Requirements
Copy each line in the data that includes the word "content".

Data for the task
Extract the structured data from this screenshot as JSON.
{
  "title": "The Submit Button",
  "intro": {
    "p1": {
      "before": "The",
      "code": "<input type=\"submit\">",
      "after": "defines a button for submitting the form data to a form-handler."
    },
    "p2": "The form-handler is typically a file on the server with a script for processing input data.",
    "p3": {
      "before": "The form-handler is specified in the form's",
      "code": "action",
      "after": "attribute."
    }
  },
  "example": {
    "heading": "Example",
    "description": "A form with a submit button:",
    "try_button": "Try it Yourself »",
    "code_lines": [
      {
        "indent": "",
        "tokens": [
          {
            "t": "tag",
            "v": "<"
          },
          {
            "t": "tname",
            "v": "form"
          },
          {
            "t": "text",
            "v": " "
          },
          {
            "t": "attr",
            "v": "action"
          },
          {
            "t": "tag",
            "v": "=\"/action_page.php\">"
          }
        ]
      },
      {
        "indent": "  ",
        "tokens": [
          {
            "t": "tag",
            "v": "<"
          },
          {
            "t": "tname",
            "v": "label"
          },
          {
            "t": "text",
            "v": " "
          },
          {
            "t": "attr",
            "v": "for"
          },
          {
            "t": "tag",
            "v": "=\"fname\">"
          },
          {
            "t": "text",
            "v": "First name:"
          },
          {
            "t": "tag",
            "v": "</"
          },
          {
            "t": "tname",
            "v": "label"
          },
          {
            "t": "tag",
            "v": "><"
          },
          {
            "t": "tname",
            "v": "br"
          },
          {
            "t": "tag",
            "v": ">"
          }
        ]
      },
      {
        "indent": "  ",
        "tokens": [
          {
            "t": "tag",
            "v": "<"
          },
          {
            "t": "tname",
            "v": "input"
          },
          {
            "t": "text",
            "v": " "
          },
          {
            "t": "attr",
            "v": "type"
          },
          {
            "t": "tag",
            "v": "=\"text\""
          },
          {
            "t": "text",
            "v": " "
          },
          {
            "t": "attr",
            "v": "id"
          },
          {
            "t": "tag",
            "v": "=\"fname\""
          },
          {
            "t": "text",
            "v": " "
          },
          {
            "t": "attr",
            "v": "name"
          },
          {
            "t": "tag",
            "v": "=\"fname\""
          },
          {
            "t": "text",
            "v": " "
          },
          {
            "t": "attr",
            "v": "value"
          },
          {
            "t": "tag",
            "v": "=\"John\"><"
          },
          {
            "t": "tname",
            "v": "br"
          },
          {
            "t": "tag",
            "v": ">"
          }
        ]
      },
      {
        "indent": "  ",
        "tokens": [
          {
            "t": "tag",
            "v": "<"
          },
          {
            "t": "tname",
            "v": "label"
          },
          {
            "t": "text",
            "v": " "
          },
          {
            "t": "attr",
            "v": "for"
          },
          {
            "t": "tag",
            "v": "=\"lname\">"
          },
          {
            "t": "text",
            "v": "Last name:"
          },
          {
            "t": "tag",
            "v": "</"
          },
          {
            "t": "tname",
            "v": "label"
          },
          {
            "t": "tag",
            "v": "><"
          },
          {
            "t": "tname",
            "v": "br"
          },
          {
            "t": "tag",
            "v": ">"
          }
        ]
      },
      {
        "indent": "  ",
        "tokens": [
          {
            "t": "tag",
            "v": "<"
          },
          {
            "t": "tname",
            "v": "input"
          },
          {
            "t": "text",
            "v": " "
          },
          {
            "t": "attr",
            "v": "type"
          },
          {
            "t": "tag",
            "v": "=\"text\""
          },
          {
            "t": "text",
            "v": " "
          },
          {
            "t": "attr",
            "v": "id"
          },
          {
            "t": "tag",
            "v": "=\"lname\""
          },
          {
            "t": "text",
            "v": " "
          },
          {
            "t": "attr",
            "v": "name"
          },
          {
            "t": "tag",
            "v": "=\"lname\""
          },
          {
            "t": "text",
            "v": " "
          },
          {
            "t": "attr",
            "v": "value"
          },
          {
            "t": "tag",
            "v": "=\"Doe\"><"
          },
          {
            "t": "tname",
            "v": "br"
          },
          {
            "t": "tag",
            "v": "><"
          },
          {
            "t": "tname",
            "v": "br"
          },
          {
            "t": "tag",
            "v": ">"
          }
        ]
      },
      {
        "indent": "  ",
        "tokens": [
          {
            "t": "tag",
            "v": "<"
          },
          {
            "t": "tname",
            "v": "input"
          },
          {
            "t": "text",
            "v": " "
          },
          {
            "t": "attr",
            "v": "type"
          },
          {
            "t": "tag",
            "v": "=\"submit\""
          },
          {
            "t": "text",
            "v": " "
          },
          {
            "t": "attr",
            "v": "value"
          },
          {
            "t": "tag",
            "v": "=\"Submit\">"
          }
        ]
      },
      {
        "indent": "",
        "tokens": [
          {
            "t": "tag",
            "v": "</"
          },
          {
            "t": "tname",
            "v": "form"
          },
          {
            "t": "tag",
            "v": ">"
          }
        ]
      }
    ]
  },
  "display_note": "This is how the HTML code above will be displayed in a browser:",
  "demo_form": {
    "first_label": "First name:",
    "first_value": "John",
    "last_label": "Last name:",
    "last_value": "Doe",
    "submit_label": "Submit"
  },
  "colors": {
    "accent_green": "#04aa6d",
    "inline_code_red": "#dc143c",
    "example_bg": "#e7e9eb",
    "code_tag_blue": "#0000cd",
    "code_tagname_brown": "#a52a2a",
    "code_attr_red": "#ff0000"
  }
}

...

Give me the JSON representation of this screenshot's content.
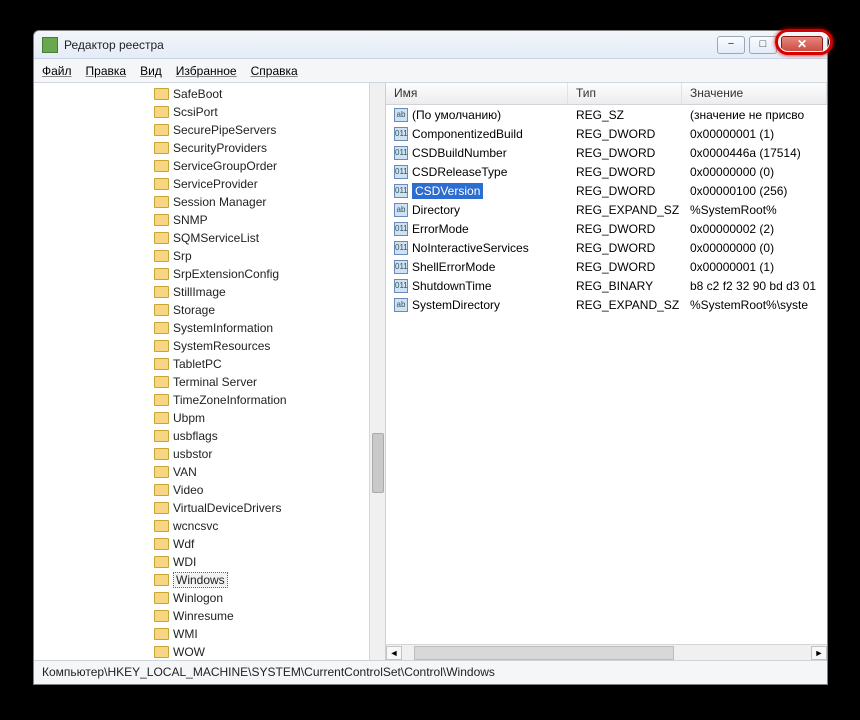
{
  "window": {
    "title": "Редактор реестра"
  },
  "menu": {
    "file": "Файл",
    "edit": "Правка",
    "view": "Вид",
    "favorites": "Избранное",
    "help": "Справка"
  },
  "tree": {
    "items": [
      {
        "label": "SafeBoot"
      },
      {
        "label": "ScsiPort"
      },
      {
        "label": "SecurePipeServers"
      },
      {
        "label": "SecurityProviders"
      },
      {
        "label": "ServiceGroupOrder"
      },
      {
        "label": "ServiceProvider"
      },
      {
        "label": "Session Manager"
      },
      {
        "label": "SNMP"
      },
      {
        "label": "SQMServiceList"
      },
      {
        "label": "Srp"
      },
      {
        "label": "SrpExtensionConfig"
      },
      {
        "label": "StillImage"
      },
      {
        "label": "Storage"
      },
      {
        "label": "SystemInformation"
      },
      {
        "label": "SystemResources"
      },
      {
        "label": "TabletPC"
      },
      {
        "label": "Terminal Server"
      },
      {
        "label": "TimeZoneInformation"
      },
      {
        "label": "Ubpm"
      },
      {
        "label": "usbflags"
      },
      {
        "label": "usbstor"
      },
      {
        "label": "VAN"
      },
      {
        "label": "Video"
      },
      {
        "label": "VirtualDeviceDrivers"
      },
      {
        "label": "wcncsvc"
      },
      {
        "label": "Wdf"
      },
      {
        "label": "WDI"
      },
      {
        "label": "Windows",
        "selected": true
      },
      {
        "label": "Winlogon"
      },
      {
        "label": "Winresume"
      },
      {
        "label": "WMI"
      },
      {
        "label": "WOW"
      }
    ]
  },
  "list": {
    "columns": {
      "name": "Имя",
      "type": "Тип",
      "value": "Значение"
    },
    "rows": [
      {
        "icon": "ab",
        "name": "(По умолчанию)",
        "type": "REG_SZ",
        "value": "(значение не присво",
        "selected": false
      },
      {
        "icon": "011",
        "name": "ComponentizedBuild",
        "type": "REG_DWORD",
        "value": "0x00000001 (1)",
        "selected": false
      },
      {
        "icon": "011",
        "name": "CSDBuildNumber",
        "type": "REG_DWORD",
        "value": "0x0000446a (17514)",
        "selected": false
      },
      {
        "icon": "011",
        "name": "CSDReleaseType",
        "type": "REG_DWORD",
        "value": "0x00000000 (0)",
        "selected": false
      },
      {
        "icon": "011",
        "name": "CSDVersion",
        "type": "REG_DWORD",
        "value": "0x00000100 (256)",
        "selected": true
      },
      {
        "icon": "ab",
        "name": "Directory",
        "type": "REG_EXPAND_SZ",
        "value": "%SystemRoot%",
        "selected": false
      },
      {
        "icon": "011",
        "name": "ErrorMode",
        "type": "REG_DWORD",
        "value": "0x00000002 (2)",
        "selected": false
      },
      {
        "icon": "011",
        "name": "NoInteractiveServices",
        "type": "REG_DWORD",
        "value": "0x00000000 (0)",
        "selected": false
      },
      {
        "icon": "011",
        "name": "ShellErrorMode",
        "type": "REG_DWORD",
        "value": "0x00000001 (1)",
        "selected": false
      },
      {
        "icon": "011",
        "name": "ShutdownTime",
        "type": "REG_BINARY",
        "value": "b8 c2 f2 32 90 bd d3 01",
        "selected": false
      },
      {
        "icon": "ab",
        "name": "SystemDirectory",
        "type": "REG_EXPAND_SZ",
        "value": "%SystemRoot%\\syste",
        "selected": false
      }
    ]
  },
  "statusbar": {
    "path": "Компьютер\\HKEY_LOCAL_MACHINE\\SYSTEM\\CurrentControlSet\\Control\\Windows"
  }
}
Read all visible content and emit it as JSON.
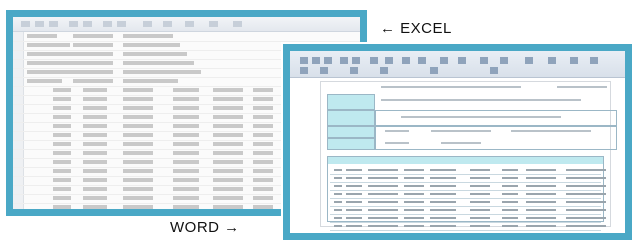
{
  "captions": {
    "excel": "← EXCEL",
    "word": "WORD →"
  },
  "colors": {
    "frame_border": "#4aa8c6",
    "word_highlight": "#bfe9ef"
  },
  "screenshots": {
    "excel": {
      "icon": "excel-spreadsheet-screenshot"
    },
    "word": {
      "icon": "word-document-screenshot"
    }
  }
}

Complete answer
Give me the JSON representation of this screenshot's content.
Read all visible content and emit it as JSON.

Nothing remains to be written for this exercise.